Could you update the listing from the line with "x-tick-label: 30.0: [284, 265, 302, 275]" to the line with "data-point: [281, 142, 289, 149]" so that "data-point" becomes "point-marker" and nothing else changes, returning only those lines?

[Collected data entries]

* begin *

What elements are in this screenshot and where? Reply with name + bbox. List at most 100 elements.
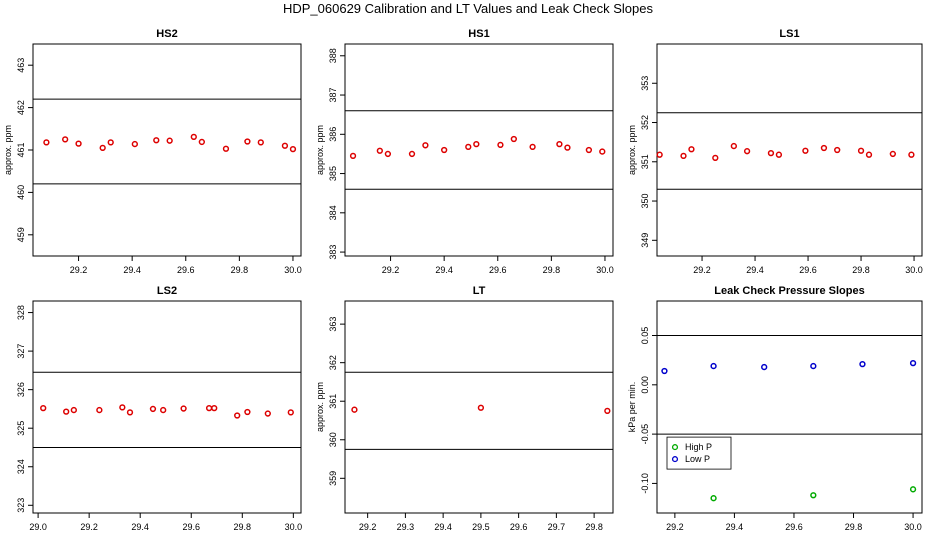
x-tick-label: 30.0: [284, 265, 302, 275]
data-point: [205, 405, 213, 412]
data-point: [422, 142, 429, 149]
plot-frame: [32, 43, 302, 257]
data-point: [160, 406, 167, 414]
x-tick-label: 29.8: [852, 265, 870, 275]
y-tick-label: 359: [328, 471, 338, 486]
y-tick-label: 461: [16, 142, 26, 157]
panel-title: LS1: [779, 28, 799, 40]
y-tick-label: -0.10: [640, 473, 650, 494]
panel-hs1: HS1 29.2 29.4 29.6 29.8 30.0 383 384 385 386 387 38…: [315, 28, 614, 275]
y-axis-label: kPa per min.: [627, 382, 637, 433]
data-point: [408, 150, 416, 158]
data-point: [190, 133, 197, 141]
data-point: [257, 139, 264, 146]
data-point: [351, 406, 358, 413]
data-point: [810, 492, 817, 499]
data-point: [497, 141, 504, 149]
data-point: [599, 148, 606, 155]
x-tick-label: 29.4: [726, 522, 744, 532]
y-tick-label: 350: [640, 194, 650, 209]
data-point: [761, 363, 768, 371]
panel-ls2: LS2 29.0 29.2 29.4 29.6 29.8 30.0 323 324 325 326 3…: [16, 285, 302, 532]
data-point: [281, 142, 289, 149]
y-axis-label: approx. ppm: [627, 125, 637, 175]
data-point: [865, 151, 873, 158]
y-tick-label: 325: [16, 421, 26, 436]
plot-frame: [656, 300, 923, 514]
y-tick-label: 323: [16, 498, 26, 513]
data-point: [131, 140, 138, 148]
y-tick-label: 463: [16, 58, 26, 73]
data-point: [556, 140, 563, 148]
y-tick-label: 384: [328, 205, 338, 220]
panel-title: HS2: [156, 28, 177, 40]
x-tick-label: 29.2: [693, 265, 711, 275]
y-tick-label: -0.05: [640, 424, 650, 445]
x-tick-label: 29.4: [131, 522, 149, 532]
data-point: [62, 136, 69, 143]
data-point: [126, 409, 134, 416]
y-tick-label: 386: [328, 127, 338, 142]
x-tick-label: 30.0: [905, 265, 923, 275]
data-point: [70, 406, 77, 414]
y-tick-label: 387: [328, 88, 338, 103]
data-point: [149, 405, 157, 413]
data-point: [859, 360, 866, 368]
y-tick-label: 349: [640, 233, 650, 248]
legend-label: High P: [685, 442, 712, 452]
y-tick-label: 362: [328, 355, 338, 370]
data-point: [529, 143, 536, 151]
x-tick-label: 30.0: [285, 522, 303, 532]
y-tick-label: 360: [328, 432, 338, 447]
data-point: [198, 138, 205, 146]
x-tick-label: 29.6: [177, 265, 195, 275]
data-point: [99, 144, 106, 152]
data-point: [743, 148, 751, 155]
data-point: [153, 137, 160, 144]
x-tick-label: 29.6: [489, 265, 507, 275]
x-tick-label: 29.4: [434, 522, 452, 532]
data-point: [680, 152, 687, 160]
data-point: [775, 151, 783, 158]
x-tick-label: 29.2: [80, 522, 98, 532]
figure-title: HDP_060629 Calibration and LT Values and…: [282, 1, 654, 16]
panel-title: LS2: [157, 285, 177, 297]
data-point: [96, 406, 103, 414]
data-point: [166, 137, 173, 144]
x-tick-label: 30.0: [596, 265, 614, 275]
data-point: [908, 151, 915, 158]
data-point: [63, 408, 70, 415]
data-point: [712, 154, 719, 162]
data-point: [264, 410, 271, 417]
x-tick-label: 29.8: [543, 265, 561, 275]
x-tick-label: 29.5: [472, 522, 490, 532]
data-point: [180, 405, 187, 412]
data-point: [107, 139, 114, 146]
plot-frame: [656, 43, 923, 257]
x-tick-label: 29.8: [845, 522, 863, 532]
data-point: [710, 495, 717, 502]
data-point: [244, 138, 251, 145]
panel-title: HS1: [468, 28, 489, 40]
x-tick-label: 29.2: [70, 265, 88, 275]
y-tick-label: 353: [640, 76, 650, 91]
x-tick-label: 29.8: [231, 265, 249, 275]
data-point: [857, 147, 865, 154]
plot-frame: [32, 300, 302, 514]
data-point: [465, 143, 472, 151]
y-tick-label: 0.00: [640, 376, 650, 394]
x-tick-label: 29.4: [746, 265, 764, 275]
y-tick-label: 351: [640, 154, 650, 169]
y-tick-label: 462: [16, 100, 26, 115]
x-tick-label: 29.4: [123, 265, 141, 275]
y-tick-label: 385: [328, 166, 338, 181]
x-tick-label: 29.7: [548, 522, 566, 532]
x-tick-label: 29.6: [510, 522, 528, 532]
x-tick-label: 29.2: [666, 522, 684, 532]
data-point: [661, 367, 668, 375]
x-tick-label: 29.8: [585, 522, 603, 532]
data-point: [222, 145, 230, 152]
plot-frame: [344, 43, 614, 257]
data-point: [802, 147, 809, 154]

* end *

**Exercise result:**
x-tick-label: 30.0: [284, 265, 302, 275]
point-marker: [205, 405, 213, 412]
point-marker: [422, 142, 429, 149]
plot-frame: [32, 43, 302, 257]
point-marker: [160, 406, 167, 414]
x-tick-label: 29.8: [852, 265, 870, 275]
y-tick-label: 359: [328, 471, 338, 486]
y-tick-label: 461: [16, 142, 26, 157]
panel-title: LS1: [779, 28, 799, 40]
y-tick-label: -0.10: [640, 473, 650, 494]
panel-hs1: HS1 29.2 29.4 29.6 29.8 30.0 383 384 385 386 387 38…: [315, 28, 614, 275]
y-axis-label: kPa per min.: [627, 382, 637, 433]
point-marker: [408, 150, 416, 158]
point-marker: [190, 133, 197, 141]
point-marker: [257, 139, 264, 146]
point-marker: [351, 406, 358, 413]
point-marker: [810, 492, 817, 499]
point-marker: [497, 141, 504, 149]
point-marker: [599, 148, 606, 155]
x-tick-label: 29.4: [726, 522, 744, 532]
y-tick-label: 350: [640, 194, 650, 209]
point-marker: [761, 363, 768, 371]
panel-ls2: LS2 29.0 29.2 29.4 29.6 29.8 30.0 323 324 325 326 3…: [16, 285, 302, 532]
point-marker: [281, 142, 289, 149]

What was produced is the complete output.